_Your instructions_
In the listing below, identify each line with the word "Limit" and return those lines.

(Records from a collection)
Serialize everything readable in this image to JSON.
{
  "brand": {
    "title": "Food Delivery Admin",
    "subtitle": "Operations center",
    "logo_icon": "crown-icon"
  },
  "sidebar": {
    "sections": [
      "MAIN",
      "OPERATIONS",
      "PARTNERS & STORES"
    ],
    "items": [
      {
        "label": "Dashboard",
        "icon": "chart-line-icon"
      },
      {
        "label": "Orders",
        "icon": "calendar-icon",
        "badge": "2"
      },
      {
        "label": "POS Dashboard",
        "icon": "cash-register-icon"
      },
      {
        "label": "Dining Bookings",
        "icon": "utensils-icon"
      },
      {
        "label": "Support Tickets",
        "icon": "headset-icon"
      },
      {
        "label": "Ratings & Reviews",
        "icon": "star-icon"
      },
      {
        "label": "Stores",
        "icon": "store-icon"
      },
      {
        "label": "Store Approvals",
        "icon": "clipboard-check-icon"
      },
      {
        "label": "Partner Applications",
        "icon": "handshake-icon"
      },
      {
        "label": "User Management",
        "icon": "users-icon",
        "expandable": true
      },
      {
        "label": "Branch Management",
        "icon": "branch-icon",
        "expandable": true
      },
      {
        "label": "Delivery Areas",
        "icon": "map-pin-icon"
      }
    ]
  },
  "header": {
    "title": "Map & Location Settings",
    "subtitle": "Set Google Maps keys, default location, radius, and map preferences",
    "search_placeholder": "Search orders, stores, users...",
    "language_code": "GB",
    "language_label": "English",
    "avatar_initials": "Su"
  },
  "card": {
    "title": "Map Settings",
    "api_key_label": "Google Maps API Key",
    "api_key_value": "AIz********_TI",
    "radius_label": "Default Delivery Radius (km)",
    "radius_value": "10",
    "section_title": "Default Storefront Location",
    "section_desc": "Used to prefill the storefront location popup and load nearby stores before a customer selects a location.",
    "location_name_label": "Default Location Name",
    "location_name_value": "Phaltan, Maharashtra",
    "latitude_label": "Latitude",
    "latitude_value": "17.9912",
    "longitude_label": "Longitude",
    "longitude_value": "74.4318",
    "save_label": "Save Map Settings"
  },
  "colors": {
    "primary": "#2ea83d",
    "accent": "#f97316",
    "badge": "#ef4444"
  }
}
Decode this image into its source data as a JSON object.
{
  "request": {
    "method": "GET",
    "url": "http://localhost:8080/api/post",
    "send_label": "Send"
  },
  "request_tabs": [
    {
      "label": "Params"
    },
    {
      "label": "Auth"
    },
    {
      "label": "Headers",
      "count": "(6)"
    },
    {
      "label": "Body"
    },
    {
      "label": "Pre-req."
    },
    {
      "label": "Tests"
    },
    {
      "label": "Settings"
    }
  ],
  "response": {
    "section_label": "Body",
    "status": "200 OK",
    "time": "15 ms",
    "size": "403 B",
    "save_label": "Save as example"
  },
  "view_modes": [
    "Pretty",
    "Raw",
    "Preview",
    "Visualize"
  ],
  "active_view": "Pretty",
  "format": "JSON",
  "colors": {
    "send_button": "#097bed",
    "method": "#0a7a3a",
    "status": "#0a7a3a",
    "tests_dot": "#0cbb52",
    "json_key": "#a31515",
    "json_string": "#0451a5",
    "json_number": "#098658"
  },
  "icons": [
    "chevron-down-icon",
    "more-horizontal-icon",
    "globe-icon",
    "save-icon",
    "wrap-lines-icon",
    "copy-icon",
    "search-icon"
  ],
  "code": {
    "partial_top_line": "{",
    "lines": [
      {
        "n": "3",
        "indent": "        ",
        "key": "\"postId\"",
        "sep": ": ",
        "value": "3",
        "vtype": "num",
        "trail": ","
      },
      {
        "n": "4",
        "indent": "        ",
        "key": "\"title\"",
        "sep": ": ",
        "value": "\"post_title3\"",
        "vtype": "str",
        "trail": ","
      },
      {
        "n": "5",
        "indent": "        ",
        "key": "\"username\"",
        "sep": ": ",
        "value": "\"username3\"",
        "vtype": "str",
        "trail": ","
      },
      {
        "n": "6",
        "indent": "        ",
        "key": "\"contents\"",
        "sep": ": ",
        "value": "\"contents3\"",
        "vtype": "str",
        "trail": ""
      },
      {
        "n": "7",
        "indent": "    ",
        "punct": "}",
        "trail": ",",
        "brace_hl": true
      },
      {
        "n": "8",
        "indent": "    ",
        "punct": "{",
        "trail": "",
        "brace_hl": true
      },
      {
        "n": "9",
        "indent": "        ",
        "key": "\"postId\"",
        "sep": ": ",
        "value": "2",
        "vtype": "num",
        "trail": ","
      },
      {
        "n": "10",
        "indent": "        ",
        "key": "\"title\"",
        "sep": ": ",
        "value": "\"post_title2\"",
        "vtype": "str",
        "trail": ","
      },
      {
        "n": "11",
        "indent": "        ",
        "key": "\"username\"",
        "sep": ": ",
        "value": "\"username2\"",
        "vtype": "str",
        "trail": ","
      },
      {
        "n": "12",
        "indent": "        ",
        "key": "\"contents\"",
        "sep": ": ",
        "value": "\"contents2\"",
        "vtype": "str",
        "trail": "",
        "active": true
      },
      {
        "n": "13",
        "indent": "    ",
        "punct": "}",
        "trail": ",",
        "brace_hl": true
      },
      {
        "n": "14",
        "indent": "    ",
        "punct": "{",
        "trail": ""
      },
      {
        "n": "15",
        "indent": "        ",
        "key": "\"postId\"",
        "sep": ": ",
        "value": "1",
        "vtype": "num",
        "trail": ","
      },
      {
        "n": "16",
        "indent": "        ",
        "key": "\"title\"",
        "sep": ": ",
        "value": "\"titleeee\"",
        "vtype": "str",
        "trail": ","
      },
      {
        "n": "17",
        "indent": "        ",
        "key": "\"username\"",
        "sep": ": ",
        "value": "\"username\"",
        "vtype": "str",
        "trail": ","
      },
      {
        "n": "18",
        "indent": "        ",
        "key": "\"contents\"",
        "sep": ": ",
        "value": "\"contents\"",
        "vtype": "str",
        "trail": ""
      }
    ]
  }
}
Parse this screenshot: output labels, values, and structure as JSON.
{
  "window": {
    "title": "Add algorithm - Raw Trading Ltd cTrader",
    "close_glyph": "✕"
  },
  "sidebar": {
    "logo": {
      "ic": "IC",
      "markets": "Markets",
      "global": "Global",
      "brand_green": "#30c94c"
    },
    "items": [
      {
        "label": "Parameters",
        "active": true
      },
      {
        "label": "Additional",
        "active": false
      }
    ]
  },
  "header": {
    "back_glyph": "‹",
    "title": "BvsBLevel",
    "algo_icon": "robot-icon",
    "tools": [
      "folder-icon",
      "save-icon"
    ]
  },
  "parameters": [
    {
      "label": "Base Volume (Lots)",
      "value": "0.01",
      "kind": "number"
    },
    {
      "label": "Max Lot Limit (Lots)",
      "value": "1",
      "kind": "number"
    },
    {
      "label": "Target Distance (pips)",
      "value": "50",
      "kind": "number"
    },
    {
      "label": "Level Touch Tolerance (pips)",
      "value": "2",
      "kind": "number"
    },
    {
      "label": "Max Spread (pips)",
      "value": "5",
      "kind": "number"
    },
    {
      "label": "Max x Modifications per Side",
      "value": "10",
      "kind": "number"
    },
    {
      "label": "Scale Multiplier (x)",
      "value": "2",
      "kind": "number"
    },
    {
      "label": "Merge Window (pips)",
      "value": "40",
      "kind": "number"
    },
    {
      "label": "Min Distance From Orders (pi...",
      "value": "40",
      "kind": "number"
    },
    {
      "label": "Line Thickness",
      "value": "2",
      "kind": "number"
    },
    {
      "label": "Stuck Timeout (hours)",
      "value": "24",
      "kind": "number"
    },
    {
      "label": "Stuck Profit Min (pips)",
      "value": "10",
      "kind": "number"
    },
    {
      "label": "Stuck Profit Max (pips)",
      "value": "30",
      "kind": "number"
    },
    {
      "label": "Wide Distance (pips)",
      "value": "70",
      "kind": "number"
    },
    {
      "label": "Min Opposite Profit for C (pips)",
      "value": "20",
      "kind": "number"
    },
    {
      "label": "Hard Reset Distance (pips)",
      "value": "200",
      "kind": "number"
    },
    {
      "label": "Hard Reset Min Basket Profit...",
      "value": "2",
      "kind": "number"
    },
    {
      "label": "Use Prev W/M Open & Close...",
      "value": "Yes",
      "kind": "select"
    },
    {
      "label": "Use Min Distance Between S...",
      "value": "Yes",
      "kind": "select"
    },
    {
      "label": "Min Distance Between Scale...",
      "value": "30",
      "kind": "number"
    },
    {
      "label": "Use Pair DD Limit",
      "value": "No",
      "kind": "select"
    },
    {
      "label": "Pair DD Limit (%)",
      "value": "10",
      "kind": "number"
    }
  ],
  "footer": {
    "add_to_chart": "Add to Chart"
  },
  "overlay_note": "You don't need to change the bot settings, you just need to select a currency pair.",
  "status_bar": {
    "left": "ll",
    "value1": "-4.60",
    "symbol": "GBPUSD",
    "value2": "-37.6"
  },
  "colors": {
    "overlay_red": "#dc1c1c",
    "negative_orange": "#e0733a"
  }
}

_Result for this exercise_
      "label": "Max Lot Limit (Lots)",
      "label": "Use Pair DD Limit",
      "label": "Pair DD Limit (%)",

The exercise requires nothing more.